= Exercise task 1 =
Answer these questions from the bandwidth testing talk:
(a) About how much bandwidth does CloudRider technology usually consume when running on a continuous service?
(b) How many cameras did the stadium customer already have installed?
(c) What packet loss error rate was reached when the test pushed further?
= Exercise task 2 =
Write the next part of the bandwidth testing talk, picking up after its final sentence.

= Passage to read =
• • • • •

No. So let’s do it like that. Let’s say I have a pipe which is 40 megabits and I’m running my service. I’m running two services. One is 10 megabits, another one is 10 megabits. Now I want to test the network and I want to introduce another 30 megabit sprint, which if we do the math 50 is more than the 5 capacity of 40. The idea is that if I’m not aware of the available bandwidth, I’m engineered that I did not read the contract that I have in fact 40 megabits and I’m pushing that 30, it will over saturate the pipe and it will basically cause damage to the two services that are running. I need to stop that ASAP, I can’t wait a minute or for a human to come by and stop me. I need to stop that. Even if I’m doing step-by-step. So I would start, let’s say by at one megabit or two megabit, but there will be a point that the introduction of more and more bandwidth will cause harm to the link. I have to stop before it causes harm to those two services that are running. I don’t want to cause any problem. Of course, if there are no services running, I can do whatever I want. I can over saturate.

Jim Jachetta:

Right. You’re doing a test before the event, but while you’re live, you don’t want the testing probe to interfere with a live show and then back. So it’s instantaneous, you see a bottleneck and you shut off for a split fraction for a second. Very cool.

Adi Rozenberg:

Usually when we are doing running our CloudRider technology on a continuous service, we usually will consume about one megabit. We will send about 100 packets, give or take, plus some more for pathway discovery, which is about 1.1 megabit in total. So that is running over the headroom that you originally have and we are running back and forth to test the link ingress and egress.

So let’s see. Next slide is from a real location. This is from a real stadium that I will not name, but in this case on the left, can you see my mouse? In this case, the customer who had seven cameras installed, he wanted to introduce the eighth camera and every time he introduced the eighth camera, the entire circuit went down. There was a clamp that basically brought the entire service down anytime he introduced that eighth camera, which was about 20 megabits.

So in fact, he had our agent there for testing the network and we told him, let’s try to do step by step. So he said, “Okay, let’s try to move 10 megabits.” And that’s what you see on the left side with the mouse. Basically as soon as we started to increase the beat rates, suddenly the clamp came and you can see immediately the impact. Packet loss error rate went to 25%. And when we tried to push further, it went to 50%. Look at the RTT jumping sky-high from almost 0 to more than 200 millisecond. Buffer formulation is a feature that we have that basically calculates, takes into account all the packet loss, latency, RTT, and basically gives the user a number that we believe if his buffer is set correctly, we’ll be able to overcome packet loss. And here we are jumping from 0 to almost 5,000 millisecond this case.

• • • • •

[Coordinate annotation records]
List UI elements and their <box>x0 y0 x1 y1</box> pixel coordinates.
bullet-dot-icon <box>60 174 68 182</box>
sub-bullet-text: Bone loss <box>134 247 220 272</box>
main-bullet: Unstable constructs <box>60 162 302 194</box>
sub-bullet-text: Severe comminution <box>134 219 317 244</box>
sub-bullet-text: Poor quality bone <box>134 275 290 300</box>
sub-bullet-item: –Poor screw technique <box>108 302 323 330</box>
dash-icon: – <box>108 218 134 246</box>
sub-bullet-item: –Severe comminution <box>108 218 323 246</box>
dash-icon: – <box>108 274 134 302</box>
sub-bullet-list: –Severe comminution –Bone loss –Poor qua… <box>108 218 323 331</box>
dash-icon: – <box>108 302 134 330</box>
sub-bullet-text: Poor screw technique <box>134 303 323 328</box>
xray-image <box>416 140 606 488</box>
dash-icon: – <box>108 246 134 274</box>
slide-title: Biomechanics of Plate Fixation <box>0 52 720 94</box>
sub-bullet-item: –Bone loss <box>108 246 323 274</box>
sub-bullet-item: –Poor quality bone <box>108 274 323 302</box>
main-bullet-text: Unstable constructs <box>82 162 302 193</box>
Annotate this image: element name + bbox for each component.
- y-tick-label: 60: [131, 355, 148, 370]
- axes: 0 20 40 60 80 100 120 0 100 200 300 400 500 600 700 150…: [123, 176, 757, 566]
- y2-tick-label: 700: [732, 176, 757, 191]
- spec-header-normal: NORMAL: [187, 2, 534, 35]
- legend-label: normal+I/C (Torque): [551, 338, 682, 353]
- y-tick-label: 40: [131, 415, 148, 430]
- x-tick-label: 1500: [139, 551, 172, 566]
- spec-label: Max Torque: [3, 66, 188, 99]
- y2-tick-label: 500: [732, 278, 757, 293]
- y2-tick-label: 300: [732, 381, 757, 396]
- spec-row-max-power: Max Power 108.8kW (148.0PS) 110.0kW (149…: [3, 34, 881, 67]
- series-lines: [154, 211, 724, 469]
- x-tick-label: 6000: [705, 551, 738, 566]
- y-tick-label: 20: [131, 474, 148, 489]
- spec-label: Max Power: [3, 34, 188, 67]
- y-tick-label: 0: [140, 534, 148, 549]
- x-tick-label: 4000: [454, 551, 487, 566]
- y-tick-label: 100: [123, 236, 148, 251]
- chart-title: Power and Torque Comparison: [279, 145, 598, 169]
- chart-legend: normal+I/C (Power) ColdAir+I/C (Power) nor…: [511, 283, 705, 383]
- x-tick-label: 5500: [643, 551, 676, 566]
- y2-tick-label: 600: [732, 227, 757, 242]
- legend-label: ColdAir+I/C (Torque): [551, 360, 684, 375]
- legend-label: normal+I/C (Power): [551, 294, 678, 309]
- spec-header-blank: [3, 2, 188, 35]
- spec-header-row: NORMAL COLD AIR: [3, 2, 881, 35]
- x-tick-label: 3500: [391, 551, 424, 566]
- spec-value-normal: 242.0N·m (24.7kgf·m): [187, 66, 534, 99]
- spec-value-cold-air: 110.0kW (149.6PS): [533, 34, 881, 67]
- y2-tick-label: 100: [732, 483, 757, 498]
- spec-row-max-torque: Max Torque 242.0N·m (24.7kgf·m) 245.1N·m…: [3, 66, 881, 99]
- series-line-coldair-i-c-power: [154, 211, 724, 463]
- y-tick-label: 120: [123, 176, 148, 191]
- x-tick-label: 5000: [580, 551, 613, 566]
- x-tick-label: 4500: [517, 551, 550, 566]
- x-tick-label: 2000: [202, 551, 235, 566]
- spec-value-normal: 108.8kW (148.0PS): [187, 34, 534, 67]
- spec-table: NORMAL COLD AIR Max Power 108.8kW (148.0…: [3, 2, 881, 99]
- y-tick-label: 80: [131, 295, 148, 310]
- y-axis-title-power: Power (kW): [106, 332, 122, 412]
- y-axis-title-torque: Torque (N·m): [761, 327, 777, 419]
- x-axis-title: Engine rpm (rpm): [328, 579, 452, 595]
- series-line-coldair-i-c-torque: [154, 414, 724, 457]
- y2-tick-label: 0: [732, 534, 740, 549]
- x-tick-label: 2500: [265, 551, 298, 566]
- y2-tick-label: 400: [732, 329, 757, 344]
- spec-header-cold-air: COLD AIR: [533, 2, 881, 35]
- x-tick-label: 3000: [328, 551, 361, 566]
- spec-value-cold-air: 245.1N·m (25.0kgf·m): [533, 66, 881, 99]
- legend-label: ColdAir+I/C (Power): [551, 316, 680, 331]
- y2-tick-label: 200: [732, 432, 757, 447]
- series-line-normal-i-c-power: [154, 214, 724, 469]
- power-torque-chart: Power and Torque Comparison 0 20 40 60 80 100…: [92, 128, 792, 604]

• • • • •

= Final result 1 =
(a) About one megabit, or about 1.1 megabit in total including pathway discovery.
(b) Seven.
(c) 50%.

= Final result 2 =
So basically the system stopped itself. You see here a sharp dive in the test because the system stopped itself and said we are causing harm. Basically the system was said that more than 25%, shut it down. So then we said, let’s do that gradually, let’s find where that limit comes. And we stayed the 2 megabit by 2 megabit increase and we found out that here at 8 megabit there is a clamp, meaning that the system was rigged, the network, the routing was rigged so that when they cross a certain boundary, it will clamp the network completely.

Jim Jachetta:

That sounds dangerous.

Adi Rozenberg:

But it’s normal because somebody said-

Jim Jachetta:

You paid for that bandwidth, so they’re giving you extra headroom that you didn’t pay for. So you need to manage that. So is this the event here, Adi? I got the red pointer. This is the event happening right here. The eighth camera was added. It even almost goes above 50% RTT, it looks like 300 milliseconds buffering, and then your analysis shut off. Is that what we see here?

Adi Rozenberg:

Yeah, that is the circuit breaker coming on.

Jim Jachetta:

Circuit breaker hit and then we backed off and then here you’re slowly probing again to try to-

Adi Rozenberg:

Find that limit.

Jim Jachetta:

Here, maybe the customer turned the eighth camera on again. That’s why we see this big spike here?

Adi Rozenberg:

Yeah.

Jim Jachetta:

Okay. And then here you are probing. You’re probing.

Adi Rozenberg:

Exactly.

Jim Jachetta:

Very cool. Very cool.

Adi Rozenberg:

Basically, this is a real testament of what is happening. You need to be aware. People come to an event, they are not in control of the circuits. Sometimes they even own the circuits, but they don’t know who was there before. You need to test. Production teams know that they need to test, but they don’t have the adequate tools to do that. Let’s go for the next slide.

So continuous path exploration. What we need to do is that when we deploy Alvalinks agent, it’ll start to discover the path. It will look for all the available options to reach from point A to point B, all the available mediums, whether it’s LAN one, satellite settling, whatever it is available, we would try to discover that and continuously try to discover that. People might know trace route. This is like running trace route, but on steroids.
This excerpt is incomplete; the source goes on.